> THE PROBLEM
Tell how many lines contain the word "gegevensoverdracht". Reply with the number only.

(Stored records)
◇ ◇ ◇ ◇ ◇

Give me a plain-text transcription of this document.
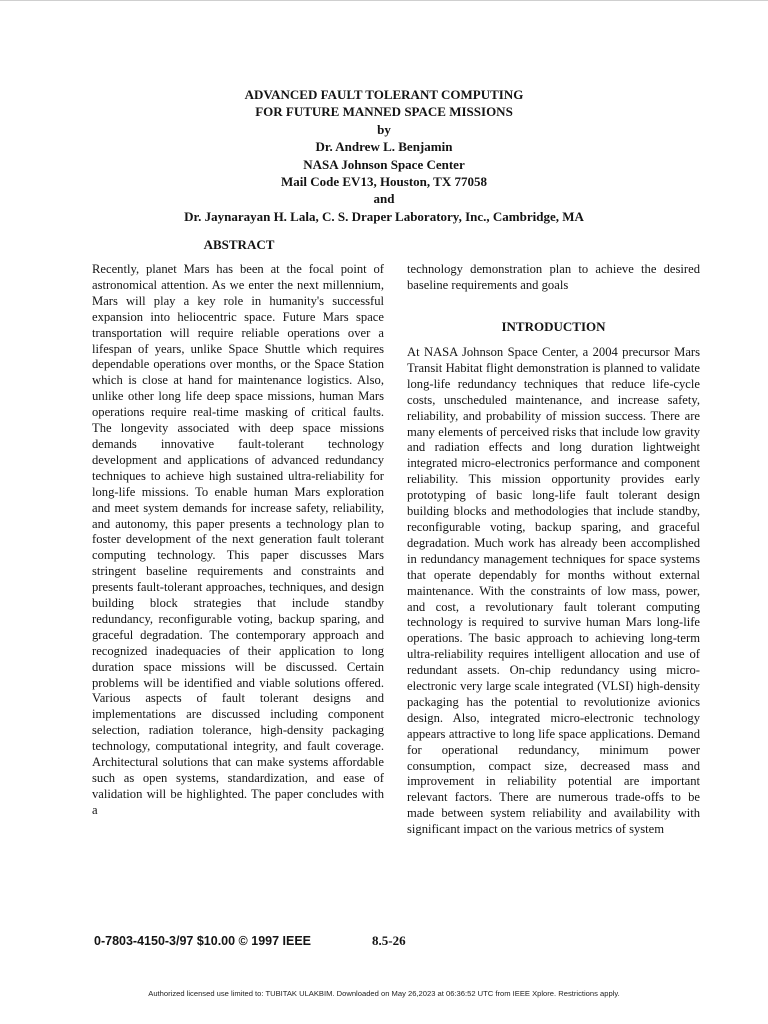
ADVANCED FAULT TOLERANT COMPUTING
FOR FUTURE MANNED SPACE MISSIONS
by
Dr. Andrew L. Benjamin
NASA Johnson Space Center
Mail Code EV13, Houston, TX 77058
and
Dr. Jaynarayan H. Lala, C. S. Draper Laboratory, Inc., Cambridge, MA
ABSTRACT

Recently, planet Mars has been at the focal point of astronomical attention. As we enter the next millennium, Mars will play a key role in humanity's successful expansion into heliocentric space. Future Mars space transportation will require reliable operations over a lifespan of years, unlike Space Shuttle which requires dependable operations over months, or the Space Station which is close at hand for maintenance logistics. Also, unlike other long life deep space missions, human Mars operations require real-time masking of critical faults. The longevity associated with deep space missions demands innovative fault-tolerant technology development and applications of advanced redundancy techniques to achieve high sustained ultra-reliability for long-life missions. To enable human Mars exploration and meet system demands for increase safety, reliability, and autonomy, this paper presents a technology plan to foster development of the next generation fault tolerant computing technology. This paper discusses Mars stringent baseline requirements and constraints and presents fault-tolerant approaches, techniques, and design building block strategies that include standby redundancy, reconfigurable voting, backup sparing, and graceful degradation. The contemporary approach and recognized inadequacies of their application to long duration space missions will be discussed. Certain problems will be identified and viable solutions offered. Various aspects of fault tolerant designs and implementations are discussed including component selection, radiation tolerance, high-density packaging technology, computational integrity, and fault coverage. Architectural solutions that can make systems affordable such as open systems, standardization, and ease of validation will be highlighted. The paper concludes with a

technology demonstration plan to achieve the desired baseline requirements and goals

INTRODUCTION

At NASA Johnson Space Center, a 2004 precursor Mars Transit Habitat flight demonstration is planned to validate long-life redundancy techniques that reduce life-cycle costs, unscheduled maintenance, and increase safety, reliability, and probability of mission success. There are many elements of perceived risks that include low gravity and radiation effects and long duration lightweight integrated micro-electronics performance and component reliability. This mission opportunity provides early prototyping of basic long-life fault tolerant design building blocks and methodologies that include standby, reconfigurable voting, backup sparing, and graceful degradation. Much work has already been accomplished in redundancy management techniques for space systems that operate dependably for months without external maintenance. With the constraints of low mass, power, and cost, a revolutionary fault tolerant computing technology is required to survive human Mars long-life operations. The basic approach to achieving long-term ultra-reliability requires intelligent allocation and use of redundant assets. On-chip redundancy using micro-electronic very large scale integrated (VLSI) high-density packaging has the potential to revolutionize avionics design. Also, integrated micro-electronic technology appears attractive to long life space applications. Demand for operational redundancy, minimum power consumption, compact size, decreased mass and improvement in reliability potential are important relevant factors. There are numerous trade-offs to be made between system reliability and availability with significant impact on the various metrics of system

0-7803-4150-3/97 $10.00 © 1997 IEEE	8.5-26
Authorized licensed use limited to: TUBITAK ULAKBIM. Downloaded on May 26,2023 at 06:36:52 UTC from IEEE Xplore. Restrictions apply.
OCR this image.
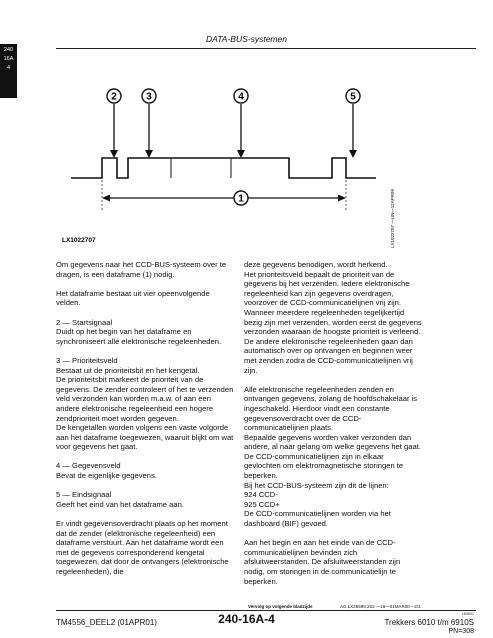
DATA-BUS-systemen
240
16A
4
2	3	4	5
1
LX1022707	LX1022707 —UN—12APR99

Om gegevens naar het CCD-BUS-systeem over te dragen, is een dataframe (1) nodig.

Het dataframe bestaat uit vier opeenvolgende velden.

2 — Startsignaal
Duidt op het begin van het dataframe en synchroniseert alle elektronische regeleenheden.

3 — Prioriteitsveld
Bestaat uit de prioriteitsbit en het kengetal.
De prioriteitsbit markeert de prioriteit van de gegevens. De zender controleert of het te verzenden veld verzonden kan worden m.a.w. of aan een andere elektronische regeleenheid een hogere zendprioriteit moet worden gegeven.
De kengetallen worden volgens een vaste volgorde aan het dataframe toegewezen, waaruit blijkt om wat voor gegevens het gaat.

4 — Gegevensveld
Bevat de eigenlijke gegevens.

5 — Eindsignaal
Geeft het eind van het dataframe aan.

Er vindt gegevensoverdracht plaats op het moment dat de zender (elektronische regeleenheid) een dataframe verstuurt. Aan het dataframe wordt een met de gegevens corresponderend kengetal toegewezen, dat door de ontvangers (elektronische regeleenheden), die

deze gegevens benodigen, wordt herkend.
Het prioriteitsveld bepaalt de prioriteit van de gegevens bij het verzenden. Iedere elektronische regeleenheid kan zijn gegevens overdragen, voorzover de CCD-communicatielijnen vrij zijn. Wanneer meerdere regeleenheden tegelijkertijd bezig zijn met verzenden, worden eerst de gegevens verzonden waaraan de hoogste prioriteit is verleend. De andere elektronische regeleenheden gaan dan automatisch over op ontvangen en beginnen weer met zenden zodra de CCD-communicatielijnen vrij zijn.

Alle elektronische regeleenheden zenden en ontvangen gegevens, zolang de hoofdschakelaar is ingeschakeld. Hierdoor vindt een constante gegevensoverdracht over de CCD-communicatielijnen plaats.
Bepaalde gegevens worden vaker verzonden dan andere, al naar gelang om welke gegevens het gaat.
De CCD-communicatielijnen zijn in elkaar gevlochten om elektromagnetische storingen te beperken.
Bij het CCD-BUS-systeem zijn dit de lijnen:
924 CCD-
925 CCD+
De CCD-communicatielijnen worden via het dashboard (BIF) gevoed.

Aan het begin en aan het einde van de CCD-communicatielijnen bevinden zich afsluitweerstanden. De afsluitweerstanden zijn nodig, om storingen in de communicatielijn te beperken.

Vervolg op volgende bladzijde	AG,LX25599,253 —18—01MAR00—2/3
183S01
TM4556_DEEL2 (01APR01)	240-16A-4	Trekkers 6010 t/m 6910S
PN=308
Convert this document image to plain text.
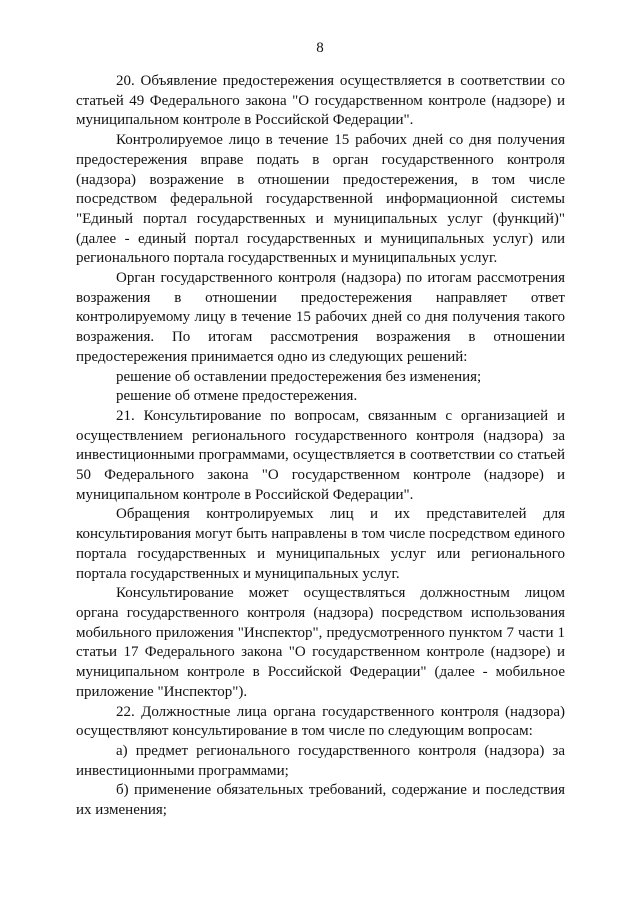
8

20. Объявление предостережения осуществляется в соответствии со статьей 49 Федерального закона "О государственном контроле (надзоре) и муниципальном контроле в Российской Федерации".

Контролируемое лицо в течение 15 рабочих дней со дня получения предостережения вправе подать в орган государственного контроля (надзора) возражение в отношении предостережения, в том числе посредством федеральной государственной информационной системы "Единый портал государственных и муниципальных услуг (функций)" (далее - единый портал государственных и муниципальных услуг) или регионального портала государственных и муниципальных услуг.

Орган государственного контроля (надзора) по итогам рассмотрения возражения в отношении предостережения направляет ответ контролируемому лицу в течение 15 рабочих дней со дня получения такого возражения. По итогам рассмотрения возражения в отношении предостережения принимается одно из следующих решений:

решение об оставлении предостережения без изменения;

решение об отмене предостережения.

21. Консультирование по вопросам, связанным с организацией и осуществлением регионального государственного контроля (надзора) за инвестиционными программами, осуществляется в соответствии со статьей 50 Федерального закона "О государственном контроле (надзоре) и муниципальном контроле в Российской Федерации".

Обращения контролируемых лиц и их представителей для консультирования могут быть направлены в том числе посредством единого портала государственных и муниципальных услуг или регионального портала государственных и муниципальных услуг.

Консультирование может осуществляться должностным лицом органа государственного контроля (надзора) посредством использования мобильного приложения "Инспектор", предусмотренного пунктом 7 части 1 статьи 17 Федерального закона "О государственном контроле (надзоре) и муниципальном контроле в Российской Федерации" (далее - мобильное приложение "Инспектор").

22. Должностные лица органа государственного контроля (надзора) осуществляют консультирование в том числе по следующим вопросам:

а) предмет регионального государственного контроля (надзора) за инвестиционными программами;

б) применение обязательных требований, содержание и последствия их изменения;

◇ ◇ ◇ ◇ ◇

> EXERCISE RESULT
2